Spot every line with the word "ylabel" and return it.
[start]
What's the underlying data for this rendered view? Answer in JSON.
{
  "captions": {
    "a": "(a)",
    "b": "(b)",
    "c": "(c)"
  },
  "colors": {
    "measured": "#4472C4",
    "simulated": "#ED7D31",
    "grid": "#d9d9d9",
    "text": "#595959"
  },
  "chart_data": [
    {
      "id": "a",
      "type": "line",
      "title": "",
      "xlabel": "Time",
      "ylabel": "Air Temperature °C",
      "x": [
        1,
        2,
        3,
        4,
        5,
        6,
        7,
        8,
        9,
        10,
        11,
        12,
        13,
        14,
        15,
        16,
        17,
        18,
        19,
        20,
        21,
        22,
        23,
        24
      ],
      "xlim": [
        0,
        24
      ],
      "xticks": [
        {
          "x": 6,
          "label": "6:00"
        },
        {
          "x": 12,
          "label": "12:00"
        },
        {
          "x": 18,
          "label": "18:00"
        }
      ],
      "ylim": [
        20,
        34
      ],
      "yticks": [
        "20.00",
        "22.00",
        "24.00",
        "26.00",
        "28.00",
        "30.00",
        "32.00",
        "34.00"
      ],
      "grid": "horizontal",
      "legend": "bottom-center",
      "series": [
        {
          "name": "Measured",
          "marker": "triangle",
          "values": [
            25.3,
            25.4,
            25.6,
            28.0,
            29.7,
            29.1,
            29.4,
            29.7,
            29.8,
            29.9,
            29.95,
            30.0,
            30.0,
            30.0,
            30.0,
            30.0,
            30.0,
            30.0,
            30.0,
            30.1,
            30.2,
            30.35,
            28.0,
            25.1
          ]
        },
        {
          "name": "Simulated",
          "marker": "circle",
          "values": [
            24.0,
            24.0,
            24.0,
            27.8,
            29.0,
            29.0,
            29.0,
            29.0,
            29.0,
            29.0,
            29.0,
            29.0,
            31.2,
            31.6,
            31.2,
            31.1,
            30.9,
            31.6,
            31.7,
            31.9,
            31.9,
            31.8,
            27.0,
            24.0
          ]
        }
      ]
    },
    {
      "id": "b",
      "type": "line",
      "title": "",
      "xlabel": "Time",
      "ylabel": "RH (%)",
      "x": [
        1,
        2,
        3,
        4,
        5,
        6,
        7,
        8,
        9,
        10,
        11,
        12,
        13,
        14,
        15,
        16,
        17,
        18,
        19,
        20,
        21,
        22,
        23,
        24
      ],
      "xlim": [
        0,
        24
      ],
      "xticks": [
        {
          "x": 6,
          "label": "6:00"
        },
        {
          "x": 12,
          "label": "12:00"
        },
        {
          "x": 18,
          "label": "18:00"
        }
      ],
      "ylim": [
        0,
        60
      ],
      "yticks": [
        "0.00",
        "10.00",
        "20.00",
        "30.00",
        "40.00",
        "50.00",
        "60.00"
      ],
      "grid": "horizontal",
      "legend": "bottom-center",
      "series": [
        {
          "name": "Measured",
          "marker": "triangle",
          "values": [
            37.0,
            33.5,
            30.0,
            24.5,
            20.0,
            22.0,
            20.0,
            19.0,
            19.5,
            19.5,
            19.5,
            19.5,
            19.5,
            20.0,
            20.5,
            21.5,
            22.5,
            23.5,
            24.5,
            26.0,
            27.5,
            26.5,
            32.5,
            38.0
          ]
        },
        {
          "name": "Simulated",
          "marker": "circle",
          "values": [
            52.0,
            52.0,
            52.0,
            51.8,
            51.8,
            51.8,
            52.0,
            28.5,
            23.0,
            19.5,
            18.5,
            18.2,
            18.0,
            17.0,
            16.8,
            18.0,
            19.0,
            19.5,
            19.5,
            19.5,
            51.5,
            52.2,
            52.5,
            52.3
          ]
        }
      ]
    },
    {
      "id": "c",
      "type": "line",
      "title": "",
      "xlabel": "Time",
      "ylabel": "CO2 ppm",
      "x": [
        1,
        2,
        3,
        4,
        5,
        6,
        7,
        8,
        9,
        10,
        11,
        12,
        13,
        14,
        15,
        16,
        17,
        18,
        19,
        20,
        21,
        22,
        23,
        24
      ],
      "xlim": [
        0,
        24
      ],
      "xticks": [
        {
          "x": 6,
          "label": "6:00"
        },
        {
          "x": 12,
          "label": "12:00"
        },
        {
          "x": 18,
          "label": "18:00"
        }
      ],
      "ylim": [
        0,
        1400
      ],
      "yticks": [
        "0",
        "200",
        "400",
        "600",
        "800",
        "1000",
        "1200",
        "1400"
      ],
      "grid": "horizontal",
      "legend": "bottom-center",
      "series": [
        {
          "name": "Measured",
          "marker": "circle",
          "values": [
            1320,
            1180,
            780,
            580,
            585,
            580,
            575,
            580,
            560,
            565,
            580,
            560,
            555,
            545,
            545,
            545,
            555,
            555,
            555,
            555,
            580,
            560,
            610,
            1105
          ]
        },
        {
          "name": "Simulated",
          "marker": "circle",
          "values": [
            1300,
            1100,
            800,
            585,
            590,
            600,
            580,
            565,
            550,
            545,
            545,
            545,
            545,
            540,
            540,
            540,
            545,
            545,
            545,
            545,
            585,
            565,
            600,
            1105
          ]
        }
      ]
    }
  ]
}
[end]
# OUTPUT OF THE TASK
      "ylabel": "Air Temperature °C",
      "ylabel": "RH (%)",
      "ylabel": "CO2 ppm",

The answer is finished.